**WHAT THE TASK ASKS:** Only the lines from the one holding "Extract the structured" to the end should be retyped, exactly, with both ends included and no pictures.

# # # # #

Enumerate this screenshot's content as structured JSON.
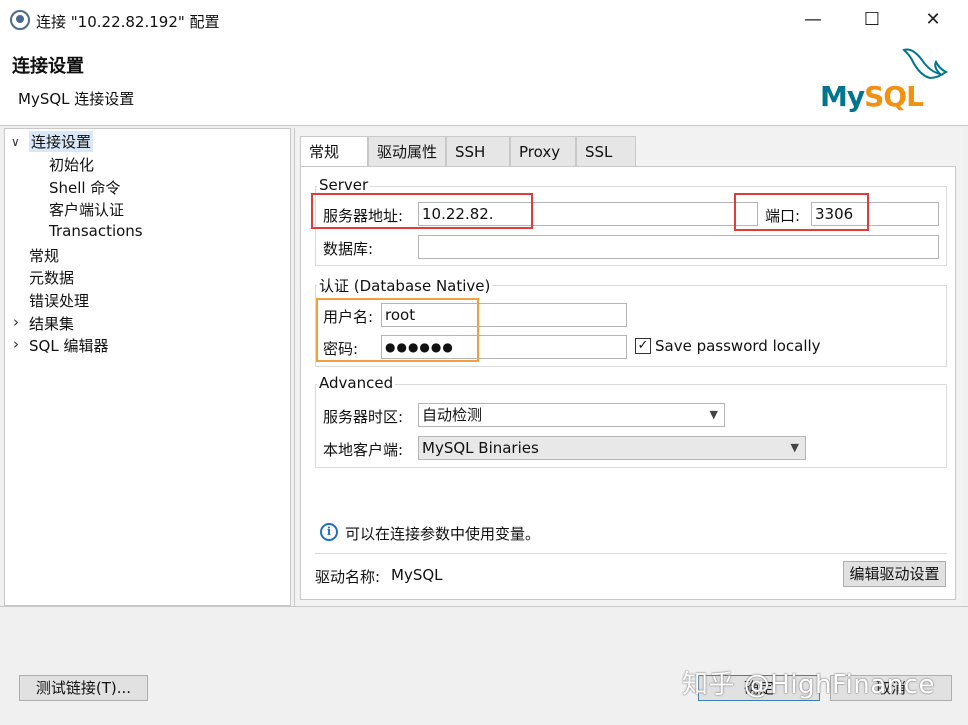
{
  "window": {
    "title": "连接 \"10.22.82.192\" 配置",
    "minimize": "—",
    "maximize": "☐",
    "close": "✕"
  },
  "header": {
    "title": "连接设置",
    "subtitle": "MySQL 连接设置",
    "logo_my": "My",
    "logo_sql": "SQL"
  },
  "tree": {
    "items": [
      {
        "label": "连接设置",
        "twisty": "∨",
        "selected": true
      },
      {
        "label": "初始化"
      },
      {
        "label": "Shell 命令"
      },
      {
        "label": "客户端认证"
      },
      {
        "label": "Transactions"
      },
      {
        "label": "常规"
      },
      {
        "label": "元数据"
      },
      {
        "label": "错误处理"
      },
      {
        "label": "结果集",
        "twisty": "›"
      },
      {
        "label": "SQL 编辑器",
        "twisty": "›"
      }
    ]
  },
  "tabs": [
    {
      "label": "常规",
      "active": true
    },
    {
      "label": "驱动属性"
    },
    {
      "label": "SSH"
    },
    {
      "label": "Proxy"
    },
    {
      "label": "SSL"
    }
  ],
  "server": {
    "group_label": "Server",
    "host_label": "服务器地址:",
    "host_value": "10.22.82.",
    "port_label": "端口:",
    "port_value": "3306",
    "db_label": "数据库:",
    "db_value": ""
  },
  "auth": {
    "group_label": "认证 (Database Native)",
    "user_label": "用户名:",
    "user_value": "root",
    "password_label": "密码:",
    "password_value": "●●●●●●",
    "save_password_label": "Save password locally",
    "save_password_checked": "✓"
  },
  "advanced": {
    "group_label": "Advanced",
    "timezone_label": "服务器时区:",
    "timezone_value": "自动检测",
    "client_label": "本地客户端:",
    "client_value": "MySQL Binaries"
  },
  "info": {
    "icon": "i",
    "text": "可以在连接参数中使用变量。"
  },
  "driver": {
    "label": "驱动名称:",
    "value": "MySQL",
    "edit_button": "编辑驱动设置"
  },
  "footer": {
    "test_button": "测试链接(T)...",
    "ok_button": "确定",
    "cancel_button": "取消",
    "watermark": "知乎 @HighFinance"
  },
  "colors": {
    "highlight_red": "#e03c3c",
    "highlight_orange": "#f0a040",
    "selection": "#d9e7f7",
    "mysql_blue": "#00758f",
    "mysql_orange": "#f29111"
  }
}
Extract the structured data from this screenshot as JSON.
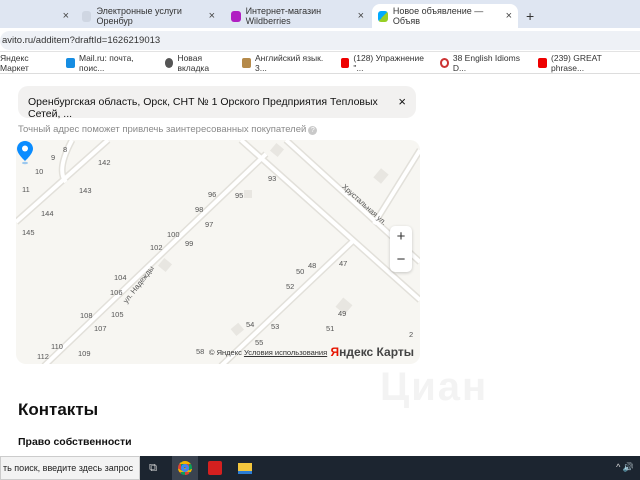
{
  "tabs": [
    {
      "label": "",
      "close": "×"
    },
    {
      "label": "Электронные услуги Оренбур",
      "close": "×"
    },
    {
      "label": "Интернет-магазин Wildberries",
      "close": "×"
    },
    {
      "label": "Новое объявление — Объяв",
      "close": "×",
      "active": true
    }
  ],
  "new_tab": "+",
  "url": "avito.ru/additem?draftId=1626219013",
  "bookmarks": [
    "Яндекс Маркет",
    "Mail.ru: почта, поис...",
    "Новая вкладка",
    "Английский язык. 3...",
    "(128) Упражнение \"...",
    "38 English Idioms D...",
    "(239) GREAT phrase..."
  ],
  "address": {
    "value": "Оренбургская область, Орск, СНТ № 1 Орского Предприятия Тепловых Сетей, ...",
    "clear": "×"
  },
  "hint": {
    "text": "Точный адрес поможет привлечь заинтересованных покупателей",
    "icon": "?"
  },
  "map": {
    "house_numbers": [
      "8",
      "9",
      "10",
      "11",
      "142",
      "143",
      "144",
      "145",
      "96",
      "95",
      "93",
      "98",
      "97",
      "100",
      "99",
      "102",
      "104",
      "106",
      "108",
      "105",
      "107",
      "110",
      "112",
      "109",
      "58",
      "54",
      "53",
      "55",
      "52",
      "50",
      "48",
      "47",
      "49",
      "51",
      "2"
    ],
    "streets": [
      "ул. Надежды",
      "Хрустальная ул."
    ],
    "zoom_in": "+",
    "zoom_out": "−",
    "copyright": "© Яндекс",
    "terms": "Условия использования",
    "logo_y": "Я",
    "logo_rest": "ндекс Карты",
    "pin_color": "#0a8cff"
  },
  "watermark": "Циан",
  "contacts_title": "Контакты",
  "ownership_label": "Право собственности",
  "taskbar": {
    "search": "ть поиск, введите здесь запрос",
    "tray": "^ 🔊"
  }
}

# # # # #

**ANSWER FOR THE TASK:**
Extract the structured data from this screenshot as JSON.
{
  "tabs": [
    {
      "label": "",
      "close": "×"
    },
    {
      "label": "Электронные услуги Оренбур",
      "close": "×"
    },
    {
      "label": "Интернет-магазин Wildberries",
      "close": "×"
    },
    {
      "label": "Новое объявление — Объяв",
      "close": "×",
      "active": true
    }
  ],
  "new_tab": "+",
  "url": "avito.ru/additem?draftId=1626219013",
  "bookmarks": [
    "Яндекс Маркет",
    "Mail.ru: почта, поис...",
    "Новая вкладка",
    "Английский язык. 3...",
    "(128) Упражнение \"...",
    "38 English Idioms D...",
    "(239) GREAT phrase..."
  ],
  "address": {
    "value": "Оренбургская область, Орск, СНТ № 1 Орского Предприятия Тепловых Сетей, ...",
    "clear": "×"
  },
  "hint": {
    "text": "Точный адрес поможет привлечь заинтересованных покупателей",
    "icon": "?"
  },
  "map": {
    "house_numbers": [
      "8",
      "9",
      "10",
      "11",
      "142",
      "143",
      "144",
      "145",
      "96",
      "95",
      "93",
      "98",
      "97",
      "100",
      "99",
      "102",
      "104",
      "106",
      "108",
      "105",
      "107",
      "110",
      "112",
      "109",
      "58",
      "54",
      "53",
      "55",
      "52",
      "50",
      "48",
      "47",
      "49",
      "51",
      "2"
    ],
    "streets": [
      "ул. Надежды",
      "Хрустальная ул."
    ],
    "zoom_in": "+",
    "zoom_out": "−",
    "copyright": "© Яндекс",
    "terms": "Условия использования",
    "logo_y": "Я",
    "logo_rest": "ндекс Карты",
    "pin_color": "#0a8cff"
  },
  "watermark": "Циан",
  "contacts_title": "Контакты",
  "ownership_label": "Право собственности",
  "taskbar": {
    "search": "ть поиск, введите здесь запрос",
    "tray": "^ 🔊"
  }
}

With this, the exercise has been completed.